● **What is needed**
Every record below is to be retyped exactly.

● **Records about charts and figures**
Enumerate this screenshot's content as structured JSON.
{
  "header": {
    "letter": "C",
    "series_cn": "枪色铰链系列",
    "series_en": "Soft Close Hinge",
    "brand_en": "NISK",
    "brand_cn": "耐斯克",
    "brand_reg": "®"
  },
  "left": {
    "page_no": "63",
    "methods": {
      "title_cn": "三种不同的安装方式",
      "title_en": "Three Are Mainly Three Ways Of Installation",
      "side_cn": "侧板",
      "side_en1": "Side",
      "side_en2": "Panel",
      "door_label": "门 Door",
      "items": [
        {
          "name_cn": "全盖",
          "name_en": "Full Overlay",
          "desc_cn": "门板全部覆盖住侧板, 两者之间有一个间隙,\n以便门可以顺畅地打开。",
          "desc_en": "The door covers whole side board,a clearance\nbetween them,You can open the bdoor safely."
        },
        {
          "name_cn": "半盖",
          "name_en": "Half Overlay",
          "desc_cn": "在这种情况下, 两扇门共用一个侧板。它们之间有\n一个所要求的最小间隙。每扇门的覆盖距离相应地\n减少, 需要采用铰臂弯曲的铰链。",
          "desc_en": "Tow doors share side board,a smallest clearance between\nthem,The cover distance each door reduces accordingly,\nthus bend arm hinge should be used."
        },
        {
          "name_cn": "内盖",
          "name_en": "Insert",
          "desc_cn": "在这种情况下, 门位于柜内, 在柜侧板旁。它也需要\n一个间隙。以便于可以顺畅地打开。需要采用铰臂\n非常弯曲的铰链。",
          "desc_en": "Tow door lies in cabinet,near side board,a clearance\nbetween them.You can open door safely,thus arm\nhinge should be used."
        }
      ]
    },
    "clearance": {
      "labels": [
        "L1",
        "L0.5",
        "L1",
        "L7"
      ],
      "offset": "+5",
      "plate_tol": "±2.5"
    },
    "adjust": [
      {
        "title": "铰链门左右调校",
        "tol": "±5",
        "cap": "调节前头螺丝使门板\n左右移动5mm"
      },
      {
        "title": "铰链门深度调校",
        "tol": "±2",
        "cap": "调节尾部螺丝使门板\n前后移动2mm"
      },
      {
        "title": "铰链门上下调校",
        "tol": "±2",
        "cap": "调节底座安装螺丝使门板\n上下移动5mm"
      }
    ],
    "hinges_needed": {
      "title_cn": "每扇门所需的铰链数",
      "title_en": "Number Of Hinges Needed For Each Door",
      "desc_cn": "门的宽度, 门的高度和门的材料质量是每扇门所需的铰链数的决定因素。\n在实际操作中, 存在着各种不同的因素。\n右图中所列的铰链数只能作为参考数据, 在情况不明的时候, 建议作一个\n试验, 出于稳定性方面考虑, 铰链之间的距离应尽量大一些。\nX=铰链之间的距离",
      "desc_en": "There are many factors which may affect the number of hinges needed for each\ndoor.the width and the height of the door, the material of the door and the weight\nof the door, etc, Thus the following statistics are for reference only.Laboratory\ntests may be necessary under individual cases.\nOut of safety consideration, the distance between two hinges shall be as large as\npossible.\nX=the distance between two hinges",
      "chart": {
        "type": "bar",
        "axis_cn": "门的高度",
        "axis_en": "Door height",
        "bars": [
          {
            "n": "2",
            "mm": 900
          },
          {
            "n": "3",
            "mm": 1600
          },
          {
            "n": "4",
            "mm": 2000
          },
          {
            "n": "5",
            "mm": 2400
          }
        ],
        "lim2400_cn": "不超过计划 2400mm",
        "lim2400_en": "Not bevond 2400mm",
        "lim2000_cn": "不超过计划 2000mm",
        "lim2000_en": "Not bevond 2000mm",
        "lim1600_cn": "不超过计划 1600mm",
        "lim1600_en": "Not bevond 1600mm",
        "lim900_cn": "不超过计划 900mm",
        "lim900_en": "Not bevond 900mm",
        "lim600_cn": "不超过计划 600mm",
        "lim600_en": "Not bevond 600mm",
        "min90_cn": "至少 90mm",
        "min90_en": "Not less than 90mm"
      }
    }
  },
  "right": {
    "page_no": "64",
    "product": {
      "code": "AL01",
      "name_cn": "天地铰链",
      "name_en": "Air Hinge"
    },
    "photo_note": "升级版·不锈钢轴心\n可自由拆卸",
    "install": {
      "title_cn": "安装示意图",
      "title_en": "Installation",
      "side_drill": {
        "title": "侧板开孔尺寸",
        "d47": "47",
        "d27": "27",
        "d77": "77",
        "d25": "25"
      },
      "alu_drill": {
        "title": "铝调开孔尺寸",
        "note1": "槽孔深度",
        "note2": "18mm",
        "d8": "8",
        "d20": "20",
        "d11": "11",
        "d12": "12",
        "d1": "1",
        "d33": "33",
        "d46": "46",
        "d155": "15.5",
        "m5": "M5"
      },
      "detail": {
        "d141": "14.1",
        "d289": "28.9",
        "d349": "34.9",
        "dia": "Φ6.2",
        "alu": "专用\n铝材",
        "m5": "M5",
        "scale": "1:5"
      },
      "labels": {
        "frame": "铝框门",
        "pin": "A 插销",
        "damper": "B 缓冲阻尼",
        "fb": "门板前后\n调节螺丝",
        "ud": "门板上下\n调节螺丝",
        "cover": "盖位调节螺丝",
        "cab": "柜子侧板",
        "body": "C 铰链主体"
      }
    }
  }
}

● **Finished answer**
Enumerate this screenshot's content as structured JSON.
{
  "header": {
    "letter": "C",
    "series_cn": "枪色铰链系列",
    "series_en": "Soft Close Hinge",
    "brand_en": "NISK",
    "brand_cn": "耐斯克",
    "brand_reg": "®"
  },
  "left": {
    "page_no": "63",
    "methods": {
      "title_cn": "三种不同的安装方式",
      "title_en": "Three Are Mainly Three Ways Of Installation",
      "side_cn": "侧板",
      "side_en1": "Side",
      "side_en2": "Panel",
      "door_label": "门 Door",
      "items": [
        {
          "name_cn": "全盖",
          "name_en": "Full Overlay",
          "desc_cn": "门板全部覆盖住侧板, 两者之间有一个间隙,\n以便门可以顺畅地打开。",
          "desc_en": "The door covers whole side board,a clearance\nbetween them,You can open the bdoor safely."
        },
        {
          "name_cn": "半盖",
          "name_en": "Half Overlay",
          "desc_cn": "在这种情况下, 两扇门共用一个侧板。它们之间有\n一个所要求的最小间隙。每扇门的覆盖距离相应地\n减少, 需要采用铰臂弯曲的铰链。",
          "desc_en": "Tow doors share side board,a smallest clearance between\nthem,The cover distance each door reduces accordingly,\nthus bend arm hinge should be used."
        },
        {
          "name_cn": "内盖",
          "name_en": "Insert",
          "desc_cn": "在这种情况下, 门位于柜内, 在柜侧板旁。它也需要\n一个间隙。以便于可以顺畅地打开。需要采用铰臂\n非常弯曲的铰链。",
          "desc_en": "Tow door lies in cabinet,near side board,a clearance\nbetween them.You can open door safely,thus arm\nhinge should be used."
        }
      ]
    },
    "clearance": {
      "labels": [
        "L1",
        "L0.5",
        "L1",
        "L7"
      ],
      "offset": "+5",
      "plate_tol": "±2.5"
    },
    "adjust": [
      {
        "title": "铰链门左右调校",
        "tol": "±5",
        "cap": "调节前头螺丝使门板\n左右移动5mm"
      },
      {
        "title": "铰链门深度调校",
        "tol": "±2",
        "cap": "调节尾部螺丝使门板\n前后移动2mm"
      },
      {
        "title": "铰链门上下调校",
        "tol": "±2",
        "cap": "调节底座安装螺丝使门板\n上下移动5mm"
      }
    ],
    "hinges_needed": {
      "title_cn": "每扇门所需的铰链数",
      "title_en": "Number Of Hinges Needed For Each Door",
      "desc_cn": "门的宽度, 门的高度和门的材料质量是每扇门所需的铰链数的决定因素。\n在实际操作中, 存在着各种不同的因素。\n右图中所列的铰链数只能作为参考数据, 在情况不明的时候, 建议作一个\n试验, 出于稳定性方面考虑, 铰链之间的距离应尽量大一些。\nX=铰链之间的距离",
      "desc_en": "There are many factors which may affect the number of hinges needed for each\ndoor.the width and the height of the door, the material of the door and the weight\nof the door, etc, Thus the following statistics are for reference only.Laboratory\ntests may be necessary under individual cases.\nOut of safety consideration, the distance between two hinges shall be as large as\npossible.\nX=the distance between two hinges",
      "chart": {
        "type": "bar",
        "axis_cn": "门的高度",
        "axis_en": "Door height",
        "bars": [
          {
            "n": "2",
            "mm": 900
          },
          {
            "n": "3",
            "mm": 1600
          },
          {
            "n": "4",
            "mm": 2000
          },
          {
            "n": "5",
            "mm": 2400
          }
        ],
        "lim2400_cn": "不超过计划 2400mm",
        "lim2400_en": "Not bevond 2400mm",
        "lim2000_cn": "不超过计划 2000mm",
        "lim2000_en": "Not bevond 2000mm",
        "lim1600_cn": "不超过计划 1600mm",
        "lim1600_en": "Not bevond 1600mm",
        "lim900_cn": "不超过计划 900mm",
        "lim900_en": "Not bevond 900mm",
        "lim600_cn": "不超过计划 600mm",
        "lim600_en": "Not bevond 600mm",
        "min90_cn": "至少 90mm",
        "min90_en": "Not less than 90mm"
      }
    }
  },
  "right": {
    "page_no": "64",
    "product": {
      "code": "AL01",
      "name_cn": "天地铰链",
      "name_en": "Air Hinge"
    },
    "photo_note": "升级版·不锈钢轴心\n可自由拆卸",
    "install": {
      "title_cn": "安装示意图",
      "title_en": "Installation",
      "side_drill": {
        "title": "侧板开孔尺寸",
        "d47": "47",
        "d27": "27",
        "d77": "77",
        "d25": "25"
      },
      "alu_drill": {
        "title": "铝调开孔尺寸",
        "note1": "槽孔深度",
        "note2": "18mm",
        "d8": "8",
        "d20": "20",
        "d11": "11",
        "d12": "12",
        "d1": "1",
        "d33": "33",
        "d46": "46",
        "d155": "15.5",
        "m5": "M5"
      },
      "detail": {
        "d141": "14.1",
        "d289": "28.9",
        "d349": "34.9",
        "dia": "Φ6.2",
        "alu": "专用\n铝材",
        "m5": "M5",
        "scale": "1:5"
      },
      "labels": {
        "frame": "铝框门",
        "pin": "A 插销",
        "damper": "B 缓冲阻尼",
        "fb": "门板前后\n调节螺丝",
        "ud": "门板上下\n调节螺丝",
        "cover": "盖位调节螺丝",
        "cab": "柜子侧板",
        "body": "C 铰链主体"
      }
    }
  }
}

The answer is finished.